DATA SHOWN -
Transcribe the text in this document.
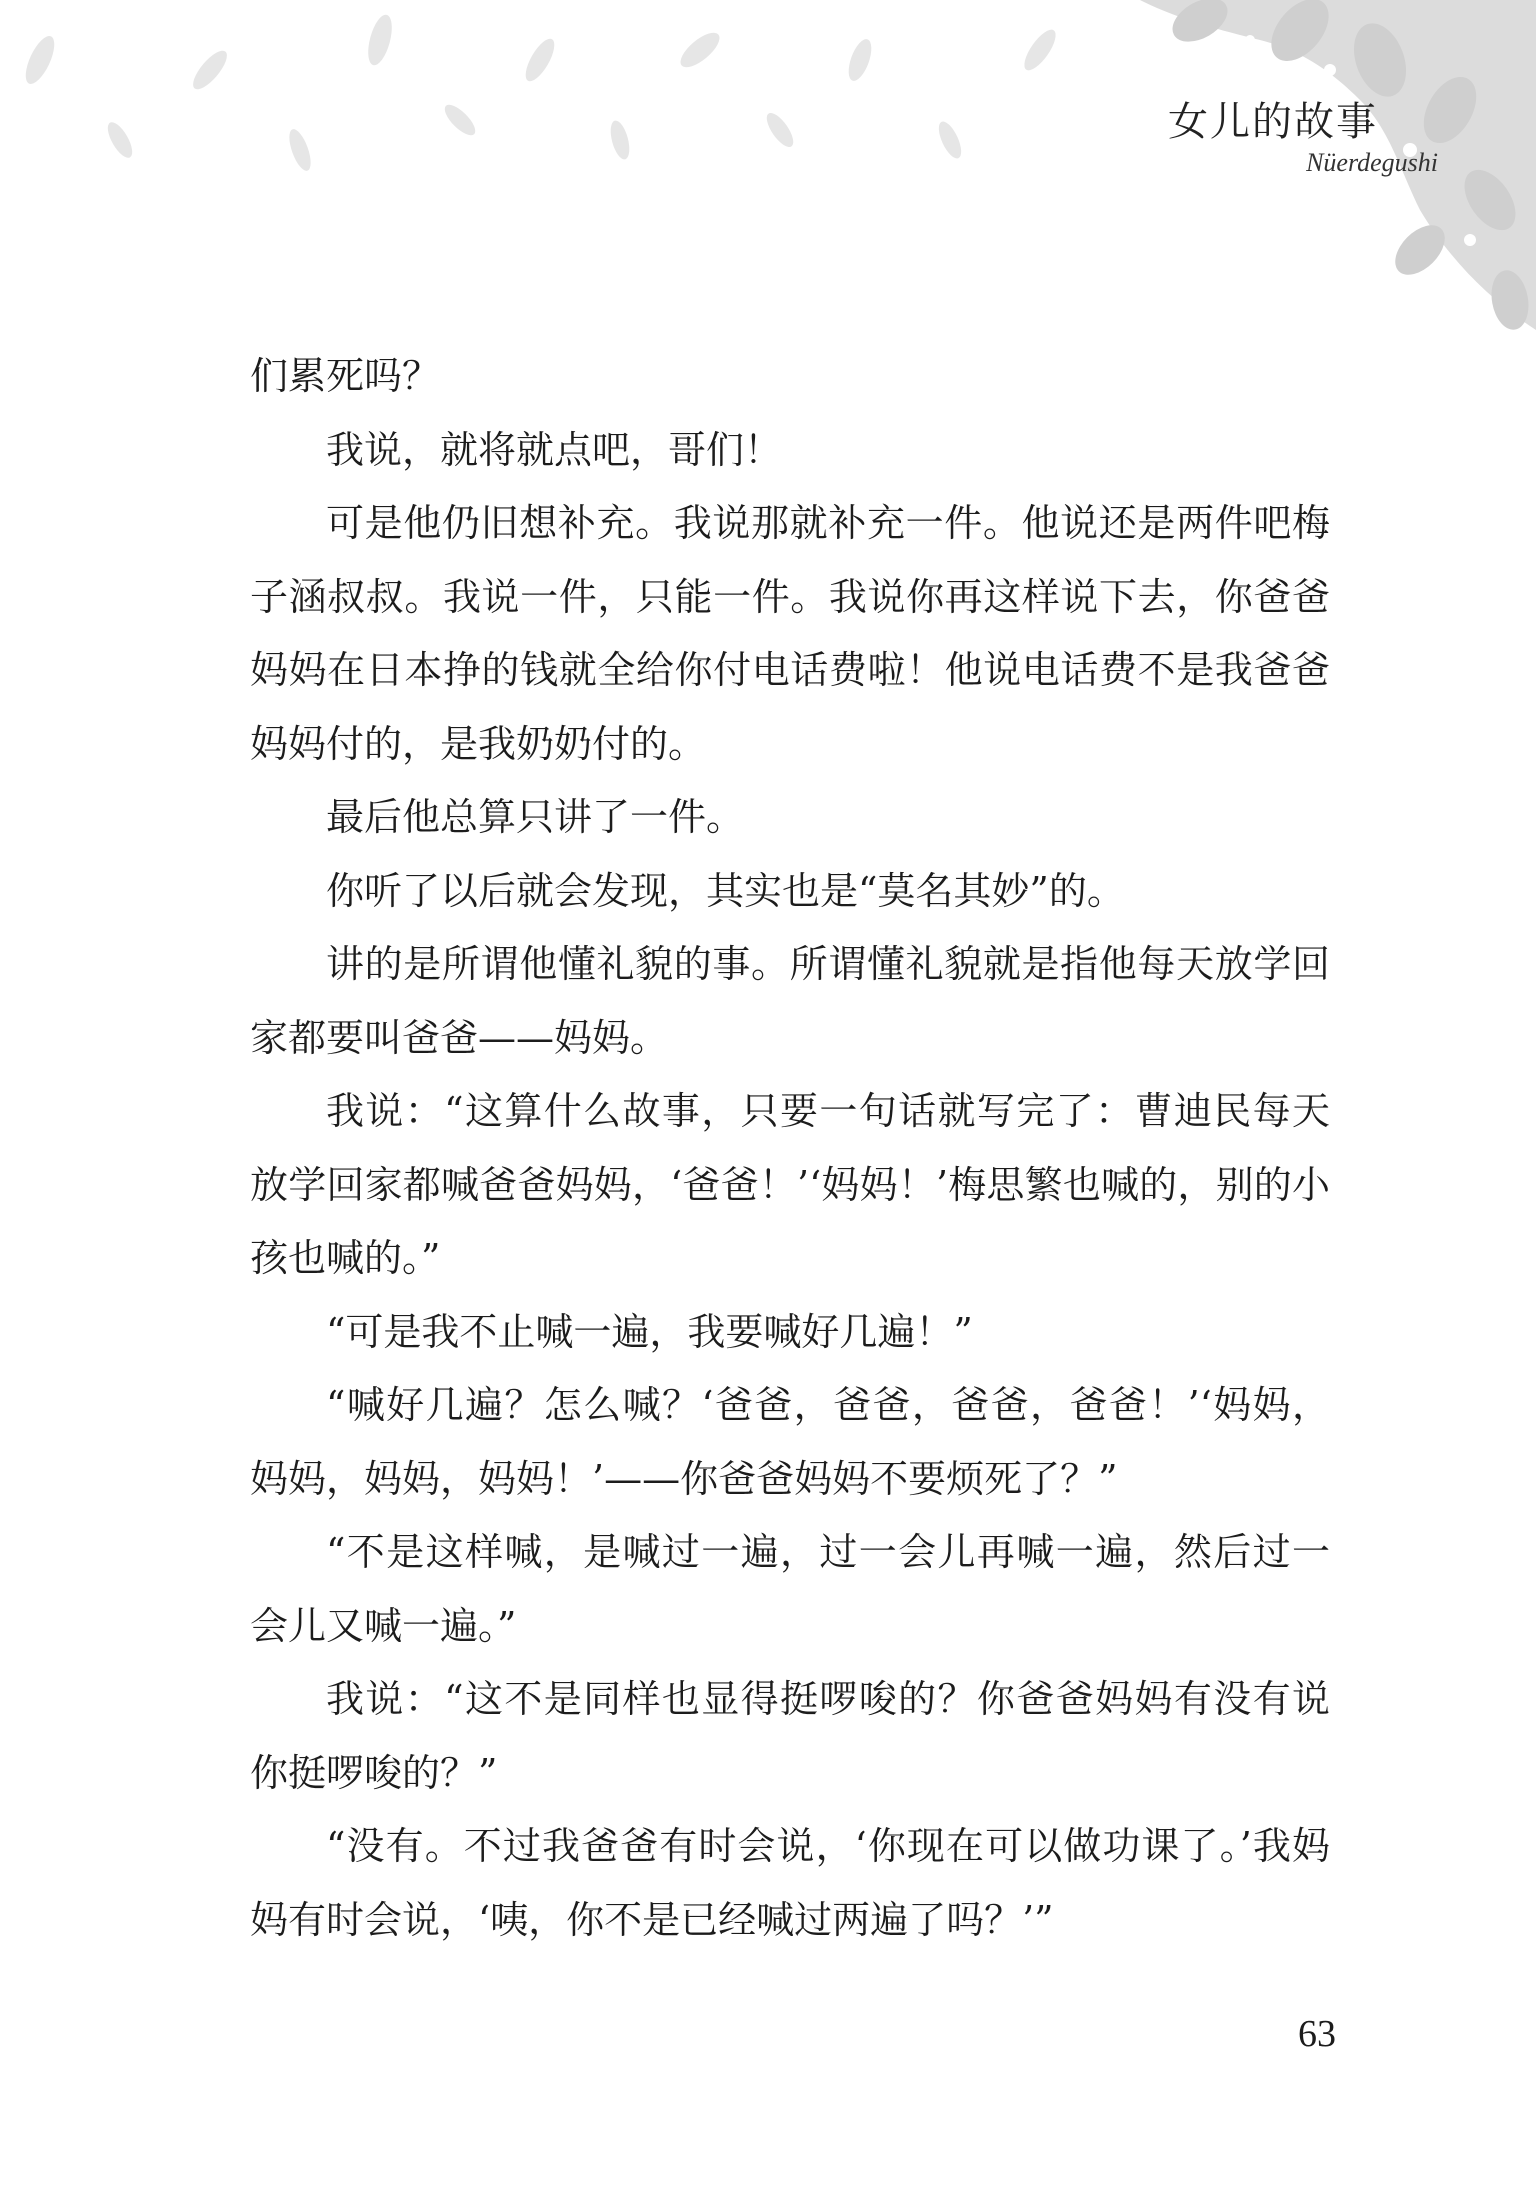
女儿的故事
Nüerdegushi

们累死吗？

我说，就将就点吧，哥们！

可是他仍旧想补充。我说那就补充一件。他说还是两件吧梅子涵叔叔。我说一件，只能一件。我说你再这样说下去，你爸爸妈妈在日本挣的钱就全给你付电话费啦！他说电话费不是我爸爸妈妈付的，是我奶奶付的。

最后他总算只讲了一件。

你听了以后就会发现，其实也是“莫名其妙”的。

讲的是所谓他懂礼貌的事。所谓懂礼貌就是指他每天放学回家都要叫爸爸——妈妈。

我说：“这算什么故事，只要一句话就写完了：曹迪民每天放学回家都喊爸爸妈妈，‘爸爸！’‘妈妈！’梅思繁也喊的，别的小孩也喊的。”

“可是我不止喊一遍，我要喊好几遍！”

“喊好几遍？怎么喊？‘爸爸，爸爸，爸爸，爸爸！’‘妈妈，妈妈，妈妈，妈妈！’——你爸爸妈妈不要烦死了？”

“不是这样喊，是喊过一遍，过一会儿再喊一遍，然后过一会儿又喊一遍。”

我说：“这不是同样也显得挺啰唆的？你爸爸妈妈有没有说你挺啰唆的？”

“没有。不过我爸爸有时会说，‘你现在可以做功课了。’我妈妈有时会说，‘咦，你不是已经喊过两遍了吗？’”

63
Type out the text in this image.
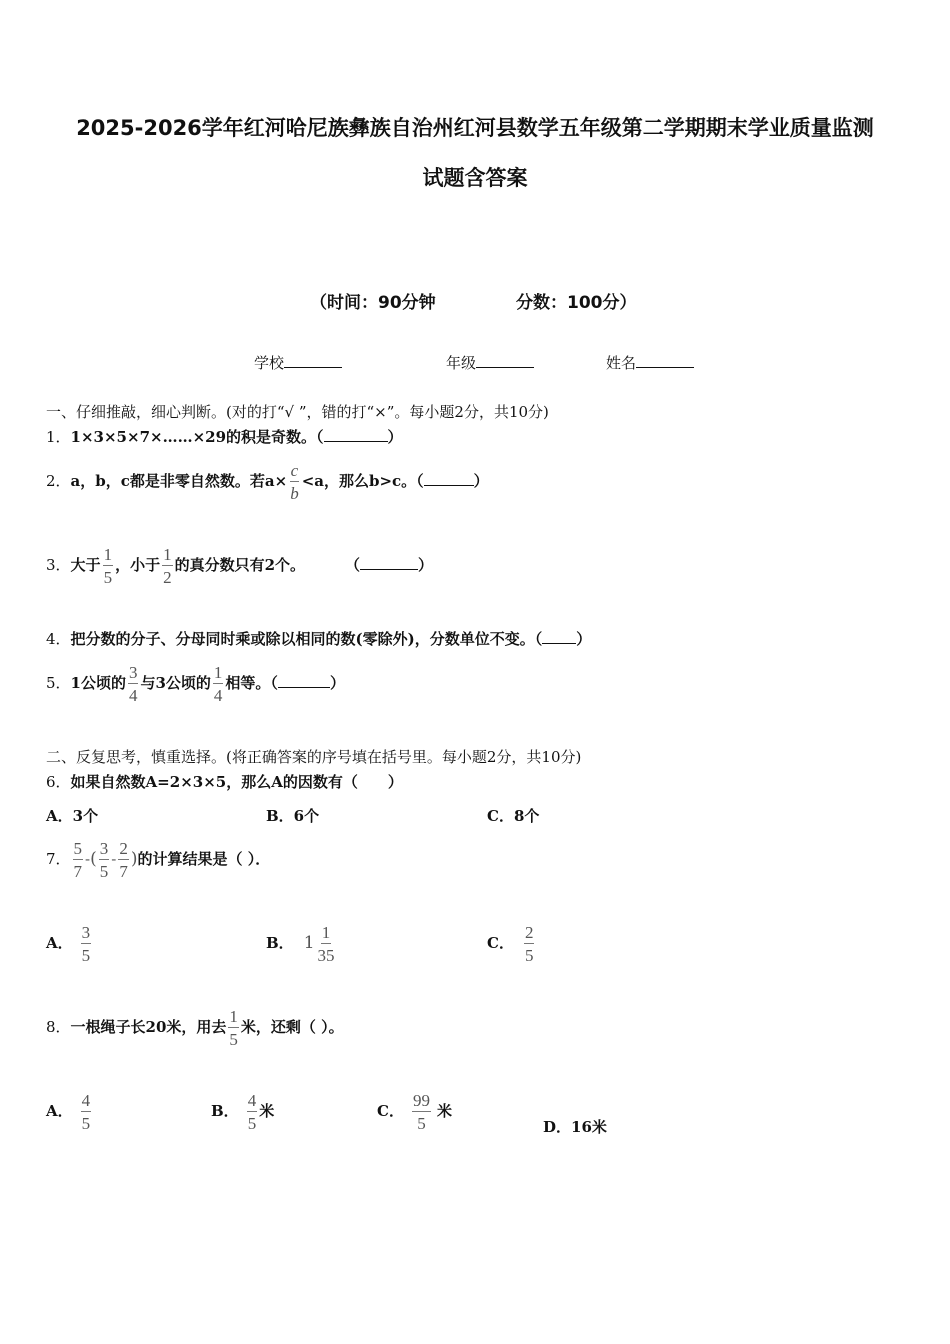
2025-2026学年红河哈尼族彝族自治州红河县数学五年级第二学期期末学业质量监测
试题含答案
（时间：90分钟	分数：100分）
学校	年级	姓名
一、仔细推敲，细心判断。(对的打“√ ”，错的打“×”。每小题2分，共10分)
1．1×3×5×7×……×29的积是奇数。（	）
2．a，b，c都是非零自然数。若$a\times \frac{c}{b} <a$，那么b>c。（	）
3．大于 $\frac{1}{5}$ ，小于 $\frac{1}{2}$ 的真分数只有2个。	（	）
4．把分数的分子、分母同时乘或除以相同的数(零除外)，分数单位不变。（ ）
5．1公顷的 $\frac{3}{4}$ 与3公顷的 $\frac{1}{4}$ 相等。（	）
二、反复思考，慎重选择。(将正确答案的序号填在括号里。每小题2分，共10分)
6．如果自然数A=2×3×5，那么A的因数有（　　）
A．3个	B．6个	C．8个
7． $\frac{5}{7}$ -( $\frac{3}{5} - \frac{2}{7}$ )的计算结果是（ ）．
A． $\frac{3}{5}$	B． $1 \frac{1}{35}$	C． $\frac{2}{5}$
8．一根绳子长20米，用去 $\frac{1}{5}$ 米，还剩（ ）。
A． $\frac{4}{5}$	B． $\frac{4}{5}$ 米	C． $\frac{99}{5}$ 米
D．16米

EXERCISE BRIEF -
Set down, unchanged, only the lines running from the line with "Type out the text in this image." to the last line, including both. Pictures stay out of the copy.

WRITTEN ANSWER -
Type out the text in this image.
2025-2026学年红河哈尼族彝族自治州红河县数学五年级第二学期期末学业质量监测
试题含答案
（时间：90分钟	分数：100分）
学校	年级	姓名
一、仔细推敲，细心判断。(对的打“√ ”，错的打“×”。每小题2分，共10分)
1．1×3×5×7×……×29的积是奇数。（	）
2．a，b，c都是非零自然数。若$a\times \frac{c}{b} <a$，那么b>c。（	）
3．大于 $\frac{1}{5}$ ，小于 $\frac{1}{2}$ 的真分数只有2个。	（	）
4．把分数的分子、分母同时乘或除以相同的数(零除外)，分数单位不变。（ ）
5．1公顷的 $\frac{3}{4}$ 与3公顷的 $\frac{1}{4}$ 相等。（	）
二、反复思考，慎重选择。(将正确答案的序号填在括号里。每小题2分，共10分)
6．如果自然数A=2×3×5，那么A的因数有（　　）
A．3个	B．6个	C．8个
7． $\frac{5}{7}$ -( $\frac{3}{5} - \frac{2}{7}$ )的计算结果是（ ）．
A． $\frac{3}{5}$	B． $1 \frac{1}{35}$	C． $\frac{2}{5}$
8．一根绳子长20米，用去 $\frac{1}{5}$ 米，还剩（ ）。
A． $\frac{4}{5}$	B． $\frac{4}{5}$ 米	C． $\frac{99}{5}$ 米
D．16米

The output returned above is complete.